PROBLEM - Will you write out all the entries below exactly?

/---

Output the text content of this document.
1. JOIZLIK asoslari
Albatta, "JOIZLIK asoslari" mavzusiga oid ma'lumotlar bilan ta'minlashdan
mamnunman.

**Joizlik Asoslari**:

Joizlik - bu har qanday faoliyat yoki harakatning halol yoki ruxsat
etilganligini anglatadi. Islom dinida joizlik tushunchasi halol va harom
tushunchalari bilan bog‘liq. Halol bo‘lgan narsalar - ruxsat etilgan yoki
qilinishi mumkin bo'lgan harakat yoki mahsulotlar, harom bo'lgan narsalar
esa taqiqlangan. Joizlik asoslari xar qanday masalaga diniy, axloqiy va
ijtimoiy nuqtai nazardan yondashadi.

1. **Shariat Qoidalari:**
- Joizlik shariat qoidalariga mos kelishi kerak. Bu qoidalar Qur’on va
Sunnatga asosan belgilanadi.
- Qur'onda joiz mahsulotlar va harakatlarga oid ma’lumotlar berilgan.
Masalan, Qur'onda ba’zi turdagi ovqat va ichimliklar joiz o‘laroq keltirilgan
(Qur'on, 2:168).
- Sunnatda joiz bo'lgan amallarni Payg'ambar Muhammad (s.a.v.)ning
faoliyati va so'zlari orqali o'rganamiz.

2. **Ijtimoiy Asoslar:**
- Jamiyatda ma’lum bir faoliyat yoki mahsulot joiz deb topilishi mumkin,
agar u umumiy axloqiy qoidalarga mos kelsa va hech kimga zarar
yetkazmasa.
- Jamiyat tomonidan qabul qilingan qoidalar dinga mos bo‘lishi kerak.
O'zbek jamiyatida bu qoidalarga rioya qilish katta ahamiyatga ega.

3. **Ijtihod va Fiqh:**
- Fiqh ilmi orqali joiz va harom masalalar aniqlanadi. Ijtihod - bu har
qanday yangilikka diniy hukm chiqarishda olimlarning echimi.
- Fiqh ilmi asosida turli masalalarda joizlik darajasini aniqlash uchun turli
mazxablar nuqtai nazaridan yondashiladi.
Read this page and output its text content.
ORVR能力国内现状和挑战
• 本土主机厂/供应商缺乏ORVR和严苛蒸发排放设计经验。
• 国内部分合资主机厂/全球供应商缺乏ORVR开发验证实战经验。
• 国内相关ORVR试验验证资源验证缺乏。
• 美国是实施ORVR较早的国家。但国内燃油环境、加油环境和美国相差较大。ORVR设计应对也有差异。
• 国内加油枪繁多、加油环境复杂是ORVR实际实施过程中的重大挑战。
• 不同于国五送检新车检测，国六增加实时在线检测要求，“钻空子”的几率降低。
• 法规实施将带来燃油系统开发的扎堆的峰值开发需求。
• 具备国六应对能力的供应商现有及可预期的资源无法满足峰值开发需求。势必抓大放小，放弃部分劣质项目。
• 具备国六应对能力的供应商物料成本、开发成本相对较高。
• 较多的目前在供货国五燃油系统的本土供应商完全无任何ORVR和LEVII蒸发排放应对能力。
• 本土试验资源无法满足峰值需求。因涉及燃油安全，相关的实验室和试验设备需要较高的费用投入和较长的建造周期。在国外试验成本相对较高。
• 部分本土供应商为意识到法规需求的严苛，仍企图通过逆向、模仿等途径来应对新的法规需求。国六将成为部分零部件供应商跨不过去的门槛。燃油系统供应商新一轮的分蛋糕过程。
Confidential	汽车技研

\---

EXERCISE RESPONSE -
Output the text content of this document.
1. JOIZLIK asoslari
Albatta, "JOIZLIK asoslari" mavzusiga oid ma'lumotlar bilan ta'minlashdan
mamnunman.

**Joizlik Asoslari**:

Joizlik - bu har qanday faoliyat yoki harakatning halol yoki ruxsat
etilganligini anglatadi. Islom dinida joizlik tushunchasi halol va harom
tushunchalari bilan bog‘liq. Halol bo‘lgan narsalar - ruxsat etilgan yoki
qilinishi mumkin bo'lgan harakat yoki mahsulotlar, harom bo'lgan narsalar
esa taqiqlangan. Joizlik asoslari xar qanday masalaga diniy, axloqiy va
ijtimoiy nuqtai nazardan yondashadi.

1. **Shariat Qoidalari:**
- Joizlik shariat qoidalariga mos kelishi kerak. Bu qoidalar Qur’on va
Sunnatga asosan belgilanadi.
- Qur'onda joiz mahsulotlar va harakatlarga oid ma’lumotlar berilgan.
Masalan, Qur'onda ba’zi turdagi ovqat va ichimliklar joiz o‘laroq keltirilgan
(Qur'on, 2:168).
- Sunnatda joiz bo'lgan amallarni Payg'ambar Muhammad (s.a.v.)ning
faoliyati va so'zlari orqali o'rganamiz.

2. **Ijtimoiy Asoslar:**
- Jamiyatda ma’lum bir faoliyat yoki mahsulot joiz deb topilishi mumkin,
agar u umumiy axloqiy qoidalarga mos kelsa va hech kimga zarar
yetkazmasa.
- Jamiyat tomonidan qabul qilingan qoidalar dinga mos bo‘lishi kerak.
O'zbek jamiyatida bu qoidalarga rioya qilish katta ahamiyatga ega.

3. **Ijtihod va Fiqh:**
- Fiqh ilmi orqali joiz va harom masalalar aniqlanadi. Ijtihod - bu har
qanday yangilikka diniy hukm chiqarishda olimlarning echimi.
- Fiqh ilmi asosida turli masalalarda joizlik darajasini aniqlash uchun turli
mazxablar nuqtai nazaridan yondashiladi.
Read this page and output its text content.
ORVR能力国内现状和挑战
• 本土主机厂/供应商缺乏ORVR和严苛蒸发排放设计经验。
• 国内部分合资主机厂/全球供应商缺乏ORVR开发验证实战经验。
• 国内相关ORVR试验验证资源验证缺乏。
• 美国是实施ORVR较早的国家。但国内燃油环境、加油环境和美国相差较大。ORVR设计应对也有差异。
• 国内加油枪繁多、加油环境复杂是ORVR实际实施过程中的重大挑战。
• 不同于国五送检新车检测，国六增加实时在线检测要求，“钻空子”的几率降低。
• 法规实施将带来燃油系统开发的扎堆的峰值开发需求。
• 具备国六应对能力的供应商现有及可预期的资源无法满足峰值开发需求。势必抓大放小，放弃部分劣质项目。
• 具备国六应对能力的供应商物料成本、开发成本相对较高。
• 较多的目前在供货国五燃油系统的本土供应商完全无任何ORVR和LEVII蒸发排放应对能力。
• 本土试验资源无法满足峰值需求。因涉及燃油安全，相关的实验室和试验设备需要较高的费用投入和较长的建造周期。在国外试验成本相对较高。
• 部分本土供应商为意识到法规需求的严苛，仍企图通过逆向、模仿等途径来应对新的法规需求。国六将成为部分零部件供应商跨不过去的门槛。燃油系统供应商新一轮的分蛋糕过程。
Confidential	汽车技研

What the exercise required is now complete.